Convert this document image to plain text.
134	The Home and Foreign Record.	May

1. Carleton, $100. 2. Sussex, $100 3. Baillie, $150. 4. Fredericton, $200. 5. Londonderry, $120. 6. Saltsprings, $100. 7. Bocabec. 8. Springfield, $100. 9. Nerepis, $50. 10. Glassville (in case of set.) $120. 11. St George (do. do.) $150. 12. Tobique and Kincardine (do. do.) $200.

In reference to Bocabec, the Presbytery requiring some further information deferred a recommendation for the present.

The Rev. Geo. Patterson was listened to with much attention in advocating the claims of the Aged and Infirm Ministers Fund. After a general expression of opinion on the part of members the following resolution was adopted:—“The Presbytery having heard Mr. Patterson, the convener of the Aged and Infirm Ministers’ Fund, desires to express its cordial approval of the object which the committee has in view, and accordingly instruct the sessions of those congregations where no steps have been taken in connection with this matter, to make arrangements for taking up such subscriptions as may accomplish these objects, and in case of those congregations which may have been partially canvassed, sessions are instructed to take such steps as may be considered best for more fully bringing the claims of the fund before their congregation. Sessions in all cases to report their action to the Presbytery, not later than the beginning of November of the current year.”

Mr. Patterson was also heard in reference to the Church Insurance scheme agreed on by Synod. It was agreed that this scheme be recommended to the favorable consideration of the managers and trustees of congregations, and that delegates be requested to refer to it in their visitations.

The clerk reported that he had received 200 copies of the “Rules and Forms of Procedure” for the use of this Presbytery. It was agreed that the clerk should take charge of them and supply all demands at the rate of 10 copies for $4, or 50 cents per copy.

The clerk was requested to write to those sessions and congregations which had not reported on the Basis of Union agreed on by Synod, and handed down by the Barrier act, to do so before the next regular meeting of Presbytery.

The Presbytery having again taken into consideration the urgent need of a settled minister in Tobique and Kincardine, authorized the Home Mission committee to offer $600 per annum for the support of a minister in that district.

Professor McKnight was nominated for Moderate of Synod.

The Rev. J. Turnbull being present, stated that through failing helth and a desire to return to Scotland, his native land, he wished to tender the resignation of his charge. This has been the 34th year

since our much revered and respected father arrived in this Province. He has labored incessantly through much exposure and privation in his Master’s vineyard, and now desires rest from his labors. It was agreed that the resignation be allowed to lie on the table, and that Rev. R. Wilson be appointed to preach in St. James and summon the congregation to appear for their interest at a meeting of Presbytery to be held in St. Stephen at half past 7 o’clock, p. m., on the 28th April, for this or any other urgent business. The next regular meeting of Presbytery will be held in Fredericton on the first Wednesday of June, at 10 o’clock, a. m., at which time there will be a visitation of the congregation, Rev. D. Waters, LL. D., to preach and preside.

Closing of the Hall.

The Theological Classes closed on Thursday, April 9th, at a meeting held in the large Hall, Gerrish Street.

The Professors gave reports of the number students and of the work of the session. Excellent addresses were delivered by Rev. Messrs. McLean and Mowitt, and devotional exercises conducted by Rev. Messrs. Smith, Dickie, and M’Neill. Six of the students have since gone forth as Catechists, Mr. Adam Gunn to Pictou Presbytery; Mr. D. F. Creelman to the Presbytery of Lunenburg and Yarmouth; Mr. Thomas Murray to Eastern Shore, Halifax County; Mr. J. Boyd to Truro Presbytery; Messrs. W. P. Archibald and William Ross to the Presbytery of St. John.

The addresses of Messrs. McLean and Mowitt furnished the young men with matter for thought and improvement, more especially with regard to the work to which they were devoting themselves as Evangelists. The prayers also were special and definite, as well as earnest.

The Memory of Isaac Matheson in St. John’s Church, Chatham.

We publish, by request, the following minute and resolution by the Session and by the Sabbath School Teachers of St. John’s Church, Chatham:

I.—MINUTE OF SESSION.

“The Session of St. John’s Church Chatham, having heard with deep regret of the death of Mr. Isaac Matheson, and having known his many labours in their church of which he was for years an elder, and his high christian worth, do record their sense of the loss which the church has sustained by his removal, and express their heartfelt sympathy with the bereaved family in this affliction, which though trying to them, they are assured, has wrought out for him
__________________________________________________
### The exercise
How many lines of the data hold the string "also"? Reply with the number alone.

### Correct result
2